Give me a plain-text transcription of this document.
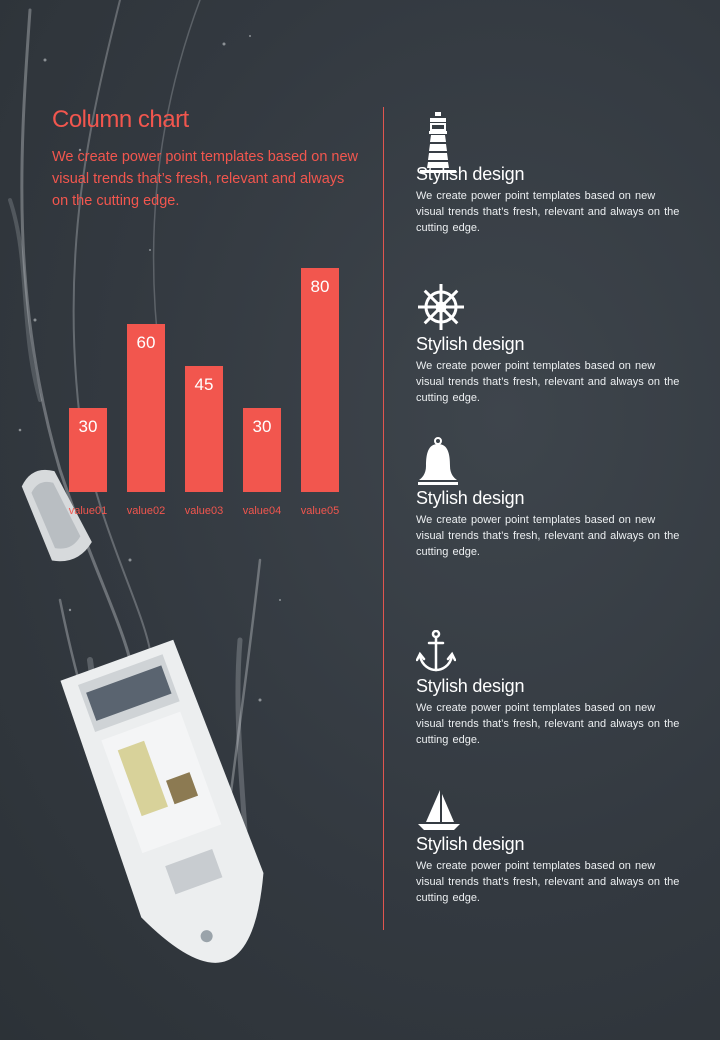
Column chart

We create power point templates based on new visual trends that’s fresh, relevant and always on the cutting edge.

30
value01
60
value02
45
value03
30
value04
80
value05
Stylish design

We create power point templates based on new visual trends that’s fresh, relevant and always on the cutting edge.

Stylish design

We create power point templates based on new visual trends that’s fresh, relevant and always on the cutting edge.

Stylish design

We create power point templates based on new visual trends that’s fresh, relevant and always on the cutting edge.

Stylish design

We create power point templates based on new visual trends that’s fresh, relevant and always on the cutting edge.

Stylish design

We create power point templates based on new visual trends that’s fresh, relevant and always on the cutting edge.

------------------------------------------------------------------------

▶ Goal: Leave out the pictures and restate everything else word for word.

▶ Completed exercise:
Give me a plain-text transcription of this document.
Column chart

We create power point templates based on new visual trends that’s fresh, relevant and always on the cutting edge.

30
value01
60
value02
45
value03
30
value04
80
value05
Stylish design

We create power point templates based on new visual trends that’s fresh, relevant and always on the cutting edge.

Stylish design

We create power point templates based on new visual trends that’s fresh, relevant and always on the cutting edge.

Stylish design

We create power point templates based on new visual trends that’s fresh, relevant and always on the cutting edge.

Stylish design

We create power point templates based on new visual trends that’s fresh, relevant and always on the cutting edge.

Stylish design

We create power point templates based on new visual trends that’s fresh, relevant and always on the cutting edge.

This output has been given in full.